**TASK REQUIREMENTS**. Print out the records that follow, exactly and completely.

**Extracts from a graphics dataset**.
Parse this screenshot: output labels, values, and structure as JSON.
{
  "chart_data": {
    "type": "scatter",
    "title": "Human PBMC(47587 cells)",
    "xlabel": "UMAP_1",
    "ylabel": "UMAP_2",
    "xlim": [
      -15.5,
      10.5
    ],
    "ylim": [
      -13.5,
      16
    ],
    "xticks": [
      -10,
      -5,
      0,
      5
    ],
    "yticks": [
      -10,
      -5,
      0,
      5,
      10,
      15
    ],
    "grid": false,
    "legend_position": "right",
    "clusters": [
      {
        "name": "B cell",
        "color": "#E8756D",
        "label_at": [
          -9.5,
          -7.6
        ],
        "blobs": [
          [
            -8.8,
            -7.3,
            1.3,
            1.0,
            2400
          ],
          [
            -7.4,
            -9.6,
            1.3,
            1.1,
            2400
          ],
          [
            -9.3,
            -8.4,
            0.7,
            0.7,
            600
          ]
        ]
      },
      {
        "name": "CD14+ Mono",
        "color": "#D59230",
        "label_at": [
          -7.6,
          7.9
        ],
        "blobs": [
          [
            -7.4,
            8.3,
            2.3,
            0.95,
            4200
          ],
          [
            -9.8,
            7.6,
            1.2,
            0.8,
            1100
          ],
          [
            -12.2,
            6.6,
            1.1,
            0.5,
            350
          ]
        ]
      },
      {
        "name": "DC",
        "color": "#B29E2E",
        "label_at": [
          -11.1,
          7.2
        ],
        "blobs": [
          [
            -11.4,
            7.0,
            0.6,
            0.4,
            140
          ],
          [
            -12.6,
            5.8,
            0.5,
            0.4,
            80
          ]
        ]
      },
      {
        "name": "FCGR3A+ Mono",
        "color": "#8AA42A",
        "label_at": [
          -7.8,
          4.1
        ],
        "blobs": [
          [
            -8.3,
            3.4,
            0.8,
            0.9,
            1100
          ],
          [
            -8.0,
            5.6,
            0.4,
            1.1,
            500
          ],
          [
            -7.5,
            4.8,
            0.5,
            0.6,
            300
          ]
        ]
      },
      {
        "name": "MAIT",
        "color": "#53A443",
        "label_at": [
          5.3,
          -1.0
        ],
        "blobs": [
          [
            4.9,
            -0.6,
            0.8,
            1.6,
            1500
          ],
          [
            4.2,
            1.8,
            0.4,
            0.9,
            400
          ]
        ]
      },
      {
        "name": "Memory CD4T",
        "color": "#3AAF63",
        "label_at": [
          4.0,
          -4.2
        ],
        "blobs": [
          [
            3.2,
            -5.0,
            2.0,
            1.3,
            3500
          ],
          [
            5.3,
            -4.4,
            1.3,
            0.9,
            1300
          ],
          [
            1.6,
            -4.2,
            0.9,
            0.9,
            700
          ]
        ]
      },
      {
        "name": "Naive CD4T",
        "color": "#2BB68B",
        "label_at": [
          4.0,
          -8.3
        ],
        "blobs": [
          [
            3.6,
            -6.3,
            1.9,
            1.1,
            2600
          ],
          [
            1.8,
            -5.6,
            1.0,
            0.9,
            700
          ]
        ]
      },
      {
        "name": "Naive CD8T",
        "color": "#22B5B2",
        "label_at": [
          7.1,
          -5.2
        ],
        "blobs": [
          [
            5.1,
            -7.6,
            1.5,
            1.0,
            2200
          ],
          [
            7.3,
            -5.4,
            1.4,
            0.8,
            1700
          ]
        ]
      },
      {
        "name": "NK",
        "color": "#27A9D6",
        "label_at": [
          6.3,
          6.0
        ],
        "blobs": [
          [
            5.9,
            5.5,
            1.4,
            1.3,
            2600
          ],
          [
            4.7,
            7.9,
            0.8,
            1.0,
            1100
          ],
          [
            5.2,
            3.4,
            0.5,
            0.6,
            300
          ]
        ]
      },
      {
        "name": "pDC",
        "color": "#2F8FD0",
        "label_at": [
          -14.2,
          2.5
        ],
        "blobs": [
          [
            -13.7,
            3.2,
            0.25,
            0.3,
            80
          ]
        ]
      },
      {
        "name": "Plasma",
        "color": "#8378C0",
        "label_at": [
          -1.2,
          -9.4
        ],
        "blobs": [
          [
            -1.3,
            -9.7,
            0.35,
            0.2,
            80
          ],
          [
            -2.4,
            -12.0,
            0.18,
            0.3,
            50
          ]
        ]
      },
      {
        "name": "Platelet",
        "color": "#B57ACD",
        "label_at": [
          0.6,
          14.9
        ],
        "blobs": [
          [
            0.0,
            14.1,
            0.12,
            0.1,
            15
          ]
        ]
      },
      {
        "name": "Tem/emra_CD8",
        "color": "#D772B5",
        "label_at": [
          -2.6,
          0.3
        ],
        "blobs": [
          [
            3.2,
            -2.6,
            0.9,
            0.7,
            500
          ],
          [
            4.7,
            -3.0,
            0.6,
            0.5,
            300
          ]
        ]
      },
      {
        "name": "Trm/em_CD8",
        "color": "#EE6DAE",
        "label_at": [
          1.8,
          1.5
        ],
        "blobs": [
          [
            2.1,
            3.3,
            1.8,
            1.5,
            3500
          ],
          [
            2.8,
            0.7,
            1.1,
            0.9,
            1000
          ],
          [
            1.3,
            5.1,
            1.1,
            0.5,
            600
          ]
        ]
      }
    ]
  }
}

**FINISHED TASK**.
Parse this screenshot: output labels, values, and structure as JSON.
{
  "chart_data": {
    "type": "scatter",
    "title": "Human PBMC(47587 cells)",
    "xlabel": "UMAP_1",
    "ylabel": "UMAP_2",
    "xlim": [
      -15.5,
      10.5
    ],
    "ylim": [
      -13.5,
      16
    ],
    "xticks": [
      -10,
      -5,
      0,
      5
    ],
    "yticks": [
      -10,
      -5,
      0,
      5,
      10,
      15
    ],
    "grid": false,
    "legend_position": "right",
    "clusters": [
      {
        "name": "B cell",
        "color": "#E8756D",
        "label_at": [
          -9.5,
          -7.6
        ],
        "blobs": [
          [
            -8.8,
            -7.3,
            1.3,
            1.0,
            2400
          ],
          [
            -7.4,
            -9.6,
            1.3,
            1.1,
            2400
          ],
          [
            -9.3,
            -8.4,
            0.7,
            0.7,
            600
          ]
        ]
      },
      {
        "name": "CD14+ Mono",
        "color": "#D59230",
        "label_at": [
          -7.6,
          7.9
        ],
        "blobs": [
          [
            -7.4,
            8.3,
            2.3,
            0.95,
            4200
          ],
          [
            -9.8,
            7.6,
            1.2,
            0.8,
            1100
          ],
          [
            -12.2,
            6.6,
            1.1,
            0.5,
            350
          ]
        ]
      },
      {
        "name": "DC",
        "color": "#B29E2E",
        "label_at": [
          -11.1,
          7.2
        ],
        "blobs": [
          [
            -11.4,
            7.0,
            0.6,
            0.4,
            140
          ],
          [
            -12.6,
            5.8,
            0.5,
            0.4,
            80
          ]
        ]
      },
      {
        "name": "FCGR3A+ Mono",
        "color": "#8AA42A",
        "label_at": [
          -7.8,
          4.1
        ],
        "blobs": [
          [
            -8.3,
            3.4,
            0.8,
            0.9,
            1100
          ],
          [
            -8.0,
            5.6,
            0.4,
            1.1,
            500
          ],
          [
            -7.5,
            4.8,
            0.5,
            0.6,
            300
          ]
        ]
      },
      {
        "name": "MAIT",
        "color": "#53A443",
        "label_at": [
          5.3,
          -1.0
        ],
        "blobs": [
          [
            4.9,
            -0.6,
            0.8,
            1.6,
            1500
          ],
          [
            4.2,
            1.8,
            0.4,
            0.9,
            400
          ]
        ]
      },
      {
        "name": "Memory CD4T",
        "color": "#3AAF63",
        "label_at": [
          4.0,
          -4.2
        ],
        "blobs": [
          [
            3.2,
            -5.0,
            2.0,
            1.3,
            3500
          ],
          [
            5.3,
            -4.4,
            1.3,
            0.9,
            1300
          ],
          [
            1.6,
            -4.2,
            0.9,
            0.9,
            700
          ]
        ]
      },
      {
        "name": "Naive CD4T",
        "color": "#2BB68B",
        "label_at": [
          4.0,
          -8.3
        ],
        "blobs": [
          [
            3.6,
            -6.3,
            1.9,
            1.1,
            2600
          ],
          [
            1.8,
            -5.6,
            1.0,
            0.9,
            700
          ]
        ]
      },
      {
        "name": "Naive CD8T",
        "color": "#22B5B2",
        "label_at": [
          7.1,
          -5.2
        ],
        "blobs": [
          [
            5.1,
            -7.6,
            1.5,
            1.0,
            2200
          ],
          [
            7.3,
            -5.4,
            1.4,
            0.8,
            1700
          ]
        ]
      },
      {
        "name": "NK",
        "color": "#27A9D6",
        "label_at": [
          6.3,
          6.0
        ],
        "blobs": [
          [
            5.9,
            5.5,
            1.4,
            1.3,
            2600
          ],
          [
            4.7,
            7.9,
            0.8,
            1.0,
            1100
          ],
          [
            5.2,
            3.4,
            0.5,
            0.6,
            300
          ]
        ]
      },
      {
        "name": "pDC",
        "color": "#2F8FD0",
        "label_at": [
          -14.2,
          2.5
        ],
        "blobs": [
          [
            -13.7,
            3.2,
            0.25,
            0.3,
            80
          ]
        ]
      },
      {
        "name": "Plasma",
        "color": "#8378C0",
        "label_at": [
          -1.2,
          -9.4
        ],
        "blobs": [
          [
            -1.3,
            -9.7,
            0.35,
            0.2,
            80
          ],
          [
            -2.4,
            -12.0,
            0.18,
            0.3,
            50
          ]
        ]
      },
      {
        "name": "Platelet",
        "color": "#B57ACD",
        "label_at": [
          0.6,
          14.9
        ],
        "blobs": [
          [
            0.0,
            14.1,
            0.12,
            0.1,
            15
          ]
        ]
      },
      {
        "name": "Tem/emra_CD8",
        "color": "#D772B5",
        "label_at": [
          -2.6,
          0.3
        ],
        "blobs": [
          [
            3.2,
            -2.6,
            0.9,
            0.7,
            500
          ],
          [
            4.7,
            -3.0,
            0.6,
            0.5,
            300
          ]
        ]
      },
      {
        "name": "Trm/em_CD8",
        "color": "#EE6DAE",
        "label_at": [
          1.8,
          1.5
        ],
        "blobs": [
          [
            2.1,
            3.3,
            1.8,
            1.5,
            3500
          ],
          [
            2.8,
            0.7,
            1.1,
            0.9,
            1000
          ],
          [
            1.3,
            5.1,
            1.1,
            0.5,
            600
          ]
        ]
      }
    ]
  }
}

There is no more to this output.